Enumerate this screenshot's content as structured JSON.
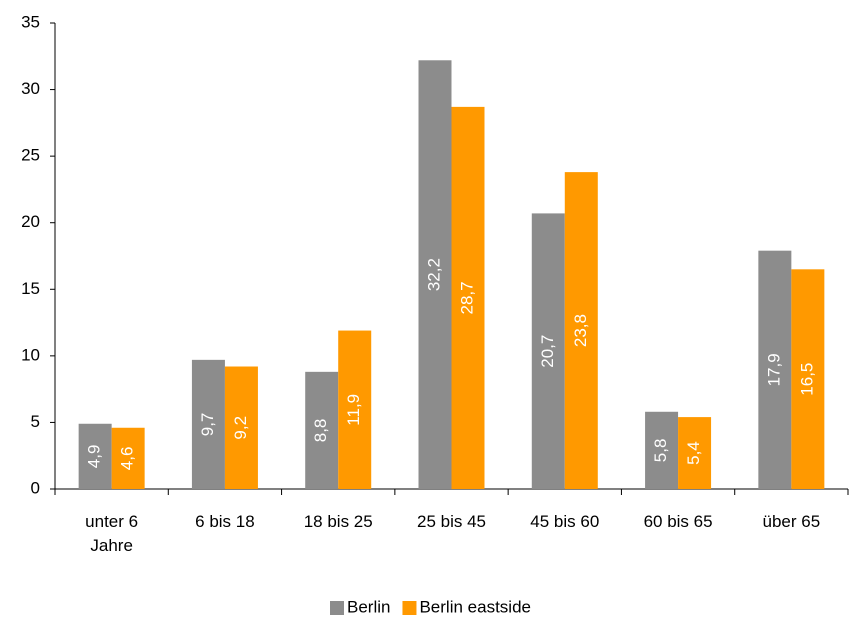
{
  "chart_data": {
    "type": "bar",
    "categories": [
      "unter 6 Jahre",
      "6 bis 18",
      "18 bis 25",
      "25 bis 45",
      "45 bis 60",
      "60 bis 65",
      "über 65"
    ],
    "series": [
      {
        "name": "Berlin",
        "color": "#8c8c8c",
        "values": [
          4.9,
          9.7,
          8.8,
          32.2,
          20.7,
          5.8,
          17.9
        ],
        "value_labels": [
          "4,9",
          "9,7",
          "8,8",
          "32,2",
          "20,7",
          "5,8",
          "17,9"
        ]
      },
      {
        "name": "Berlin eastside",
        "color": "#ff9900",
        "values": [
          4.6,
          9.2,
          11.9,
          28.7,
          23.8,
          5.4,
          16.5
        ],
        "value_labels": [
          "4,6",
          "9,2",
          "11,9",
          "28,7",
          "23,8",
          "5,4",
          "16,5"
        ]
      }
    ],
    "ylim": [
      0,
      35
    ],
    "yticks": [
      0,
      5,
      10,
      15,
      20,
      25,
      30,
      35
    ],
    "grid": false,
    "legend": "bottom"
  }
}
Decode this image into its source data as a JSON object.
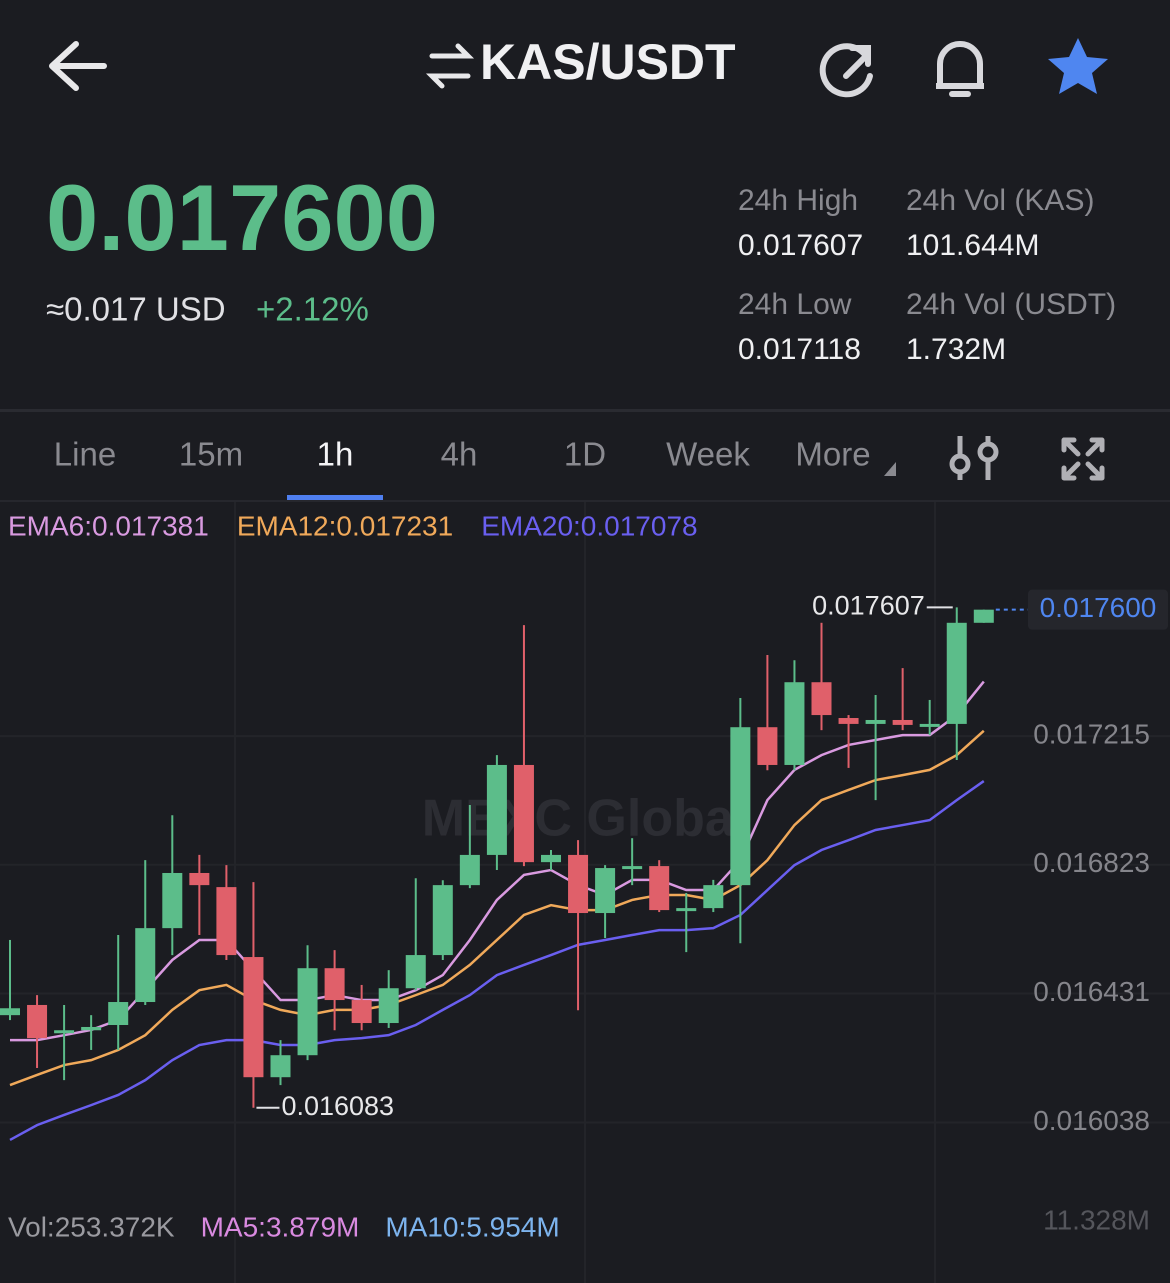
{
  "header": {
    "pair": "KAS/USDT"
  },
  "ticker": {
    "price": "0.017600",
    "usd": "≈0.017 USD",
    "change": "+2.12%",
    "stats": [
      {
        "label": "24h High",
        "value": "0.017607"
      },
      {
        "label": "24h Vol (KAS)",
        "value": "101.644M"
      },
      {
        "label": "24h Low",
        "value": "0.017118"
      },
      {
        "label": "24h Vol  (USDT)",
        "value": "1.732M"
      }
    ]
  },
  "tabs": [
    "Line",
    "15m",
    "1h",
    "4h",
    "1D",
    "Week",
    "More"
  ],
  "active_tab": "1h",
  "chart_data": {
    "type": "candlestick",
    "watermark": "MEXC Global",
    "open": [
      0.016365,
      0.016396,
      0.01631,
      0.016319,
      0.016335,
      0.016405,
      0.01663,
      0.016798,
      0.016755,
      0.016542,
      0.016176,
      0.016243,
      0.016508,
      0.016411,
      0.016341,
      0.016447,
      0.016548,
      0.016761,
      0.016853,
      0.017127,
      0.016831,
      0.016853,
      0.016676,
      0.016813,
      0.016819,
      0.016685,
      0.016691,
      0.016761,
      0.017242,
      0.017127,
      0.017379,
      0.01727,
      0.017252,
      0.017264,
      0.017249,
      0.017252,
      0.01756
    ],
    "high": [
      0.016594,
      0.016426,
      0.016396,
      0.016365,
      0.016609,
      0.016837,
      0.016974,
      0.016853,
      0.016822,
      0.01677,
      0.016289,
      0.016578,
      0.016563,
      0.016457,
      0.016502,
      0.016782,
      0.016776,
      0.017005,
      0.017157,
      0.017553,
      0.016868,
      0.016898,
      0.016822,
      0.016904,
      0.016837,
      0.016737,
      0.016777,
      0.017331,
      0.017462,
      0.017446,
      0.01756,
      0.017279,
      0.01734,
      0.017422,
      0.017325,
      0.017607,
      0.0176
    ],
    "low": [
      0.01635,
      0.016204,
      0.016167,
      0.016259,
      0.016259,
      0.016396,
      0.016548,
      0.016609,
      0.016533,
      0.016083,
      0.016152,
      0.016228,
      0.016319,
      0.016319,
      0.016326,
      0.016441,
      0.016533,
      0.016752,
      0.016807,
      0.016819,
      0.016807,
      0.01638,
      0.0166,
      0.016761,
      0.016679,
      0.016557,
      0.016679,
      0.016584,
      0.017111,
      0.017111,
      0.017233,
      0.017118,
      0.01702,
      0.017233,
      0.017218,
      0.017142,
      0.01756
    ],
    "close": [
      0.016386,
      0.016295,
      0.016319,
      0.016329,
      0.016405,
      0.01663,
      0.016798,
      0.016761,
      0.016548,
      0.016176,
      0.016243,
      0.016508,
      0.016411,
      0.016341,
      0.016447,
      0.016548,
      0.016761,
      0.016853,
      0.017127,
      0.016831,
      0.016853,
      0.016676,
      0.016813,
      0.016819,
      0.016685,
      0.016691,
      0.016761,
      0.017242,
      0.017127,
      0.017379,
      0.017279,
      0.017252,
      0.017264,
      0.017249,
      0.017252,
      0.01756,
      0.0176
    ],
    "up_color": "#5cbd8a",
    "down_color": "#e0606a",
    "series": [
      {
        "name": "EMA6:0.017381",
        "color": "#d99ae0",
        "values": [
          0.016289,
          0.016289,
          0.016304,
          0.01632,
          0.01635,
          0.016441,
          0.016533,
          0.016594,
          0.016594,
          0.016502,
          0.016411,
          0.016411,
          0.016426,
          0.016411,
          0.016411,
          0.016441,
          0.016487,
          0.016594,
          0.016716,
          0.016792,
          0.016807,
          0.016761,
          0.016731,
          0.016777,
          0.016777,
          0.016746,
          0.016746,
          0.016837,
          0.01702,
          0.017112,
          0.017157,
          0.017188,
          0.017203,
          0.017218,
          0.017218,
          0.017279,
          0.017381
        ]
      },
      {
        "name": "EMA12:0.017231",
        "color": "#f0a95a",
        "values": [
          0.016152,
          0.016183,
          0.016213,
          0.016228,
          0.016259,
          0.016304,
          0.016381,
          0.016441,
          0.016457,
          0.016411,
          0.016381,
          0.016365,
          0.016381,
          0.016381,
          0.016396,
          0.016426,
          0.016457,
          0.016518,
          0.016594,
          0.01667,
          0.0167,
          0.016685,
          0.016685,
          0.016716,
          0.016731,
          0.016731,
          0.016716,
          0.016761,
          0.016837,
          0.016944,
          0.01702,
          0.017051,
          0.017081,
          0.017096,
          0.017112,
          0.017157,
          0.017231
        ]
      },
      {
        "name": "EMA20:0.017078",
        "color": "#6a5ff0",
        "values": [
          0.015985,
          0.01603,
          0.016061,
          0.016091,
          0.016122,
          0.016167,
          0.016228,
          0.016274,
          0.016289,
          0.016289,
          0.016274,
          0.016274,
          0.016289,
          0.016295,
          0.016304,
          0.016335,
          0.016381,
          0.016426,
          0.016487,
          0.016518,
          0.016548,
          0.016579,
          0.016594,
          0.016609,
          0.016624,
          0.016624,
          0.01663,
          0.01667,
          0.016746,
          0.016822,
          0.016868,
          0.016898,
          0.016929,
          0.016944,
          0.016959,
          0.01702,
          0.017078
        ]
      }
    ],
    "ylim": [
      0.015802,
      0.017934
    ],
    "yticks": [
      0.017215,
      0.016823,
      0.016431,
      0.016038
    ],
    "grid": true,
    "max_label": {
      "value": 0.017607,
      "label": "0.017607"
    },
    "min_label": {
      "value": 0.016083,
      "label": "0.016083"
    },
    "last_price": {
      "value": 0.0176,
      "label": "0.017600"
    },
    "volume": {
      "labels": [
        {
          "text": "Vol:253.372K",
          "color": "#9a9aa0"
        },
        {
          "text": "MA5:3.879M",
          "color": "#d98ae0"
        },
        {
          "text": "MA10:5.954M",
          "color": "#7db4ee"
        }
      ],
      "axis_max": "11.328M"
    }
  }
}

● **AIM OF THE EXERCISE**:
In the material above, show every line where the word "JSON" turns up.

● **FINAL RESULT**:
Enumerate this screenshot's content as structured JSON.
Decode this image into its source data as a JSON object.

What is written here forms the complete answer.